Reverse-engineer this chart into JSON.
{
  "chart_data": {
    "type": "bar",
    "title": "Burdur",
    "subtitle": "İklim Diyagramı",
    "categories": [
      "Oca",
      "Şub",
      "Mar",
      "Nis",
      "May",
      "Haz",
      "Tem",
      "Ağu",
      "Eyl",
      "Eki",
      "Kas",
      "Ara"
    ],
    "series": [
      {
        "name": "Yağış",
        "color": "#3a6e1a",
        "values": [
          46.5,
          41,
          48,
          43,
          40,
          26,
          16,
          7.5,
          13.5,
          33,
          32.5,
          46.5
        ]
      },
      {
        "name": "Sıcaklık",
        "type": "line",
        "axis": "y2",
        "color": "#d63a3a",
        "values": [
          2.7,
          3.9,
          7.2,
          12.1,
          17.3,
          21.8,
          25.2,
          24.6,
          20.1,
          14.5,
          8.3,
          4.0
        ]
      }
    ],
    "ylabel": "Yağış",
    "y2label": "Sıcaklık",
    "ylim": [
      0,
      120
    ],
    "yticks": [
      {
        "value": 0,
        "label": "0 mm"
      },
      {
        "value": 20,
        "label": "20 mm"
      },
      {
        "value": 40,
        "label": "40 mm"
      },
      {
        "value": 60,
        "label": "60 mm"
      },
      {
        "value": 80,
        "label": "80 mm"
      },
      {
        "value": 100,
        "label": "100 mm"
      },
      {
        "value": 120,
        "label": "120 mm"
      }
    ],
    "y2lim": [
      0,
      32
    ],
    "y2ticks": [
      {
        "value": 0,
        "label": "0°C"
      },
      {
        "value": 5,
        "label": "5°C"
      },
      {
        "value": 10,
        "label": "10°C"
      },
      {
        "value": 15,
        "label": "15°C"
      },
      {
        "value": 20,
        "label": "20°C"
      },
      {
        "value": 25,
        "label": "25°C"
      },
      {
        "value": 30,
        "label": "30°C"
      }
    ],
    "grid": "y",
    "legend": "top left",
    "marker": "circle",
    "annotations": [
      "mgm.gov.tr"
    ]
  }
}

◇ ◇ ◇ ◇

> [Task requirements]: Working from the material above, retype it in its entirety without change.

> [Exercise output]:
Reverse-engineer this chart into JSON.
{
  "chart_data": {
    "type": "bar",
    "title": "Burdur",
    "subtitle": "İklim Diyagramı",
    "categories": [
      "Oca",
      "Şub",
      "Mar",
      "Nis",
      "May",
      "Haz",
      "Tem",
      "Ağu",
      "Eyl",
      "Eki",
      "Kas",
      "Ara"
    ],
    "series": [
      {
        "name": "Yağış",
        "color": "#3a6e1a",
        "values": [
          46.5,
          41,
          48,
          43,
          40,
          26,
          16,
          7.5,
          13.5,
          33,
          32.5,
          46.5
        ]
      },
      {
        "name": "Sıcaklık",
        "type": "line",
        "axis": "y2",
        "color": "#d63a3a",
        "values": [
          2.7,
          3.9,
          7.2,
          12.1,
          17.3,
          21.8,
          25.2,
          24.6,
          20.1,
          14.5,
          8.3,
          4.0
        ]
      }
    ],
    "ylabel": "Yağış",
    "y2label": "Sıcaklık",
    "ylim": [
      0,
      120
    ],
    "yticks": [
      {
        "value": 0,
        "label": "0 mm"
      },
      {
        "value": 20,
        "label": "20 mm"
      },
      {
        "value": 40,
        "label": "40 mm"
      },
      {
        "value": 60,
        "label": "60 mm"
      },
      {
        "value": 80,
        "label": "80 mm"
      },
      {
        "value": 100,
        "label": "100 mm"
      },
      {
        "value": 120,
        "label": "120 mm"
      }
    ],
    "y2lim": [
      0,
      32
    ],
    "y2ticks": [
      {
        "value": 0,
        "label": "0°C"
      },
      {
        "value": 5,
        "label": "5°C"
      },
      {
        "value": 10,
        "label": "10°C"
      },
      {
        "value": 15,
        "label": "15°C"
      },
      {
        "value": 20,
        "label": "20°C"
      },
      {
        "value": 25,
        "label": "25°C"
      },
      {
        "value": 30,
        "label": "30°C"
      }
    ],
    "grid": "y",
    "legend": "top left",
    "marker": "circle",
    "annotations": [
      "mgm.gov.tr"
    ]
  }
}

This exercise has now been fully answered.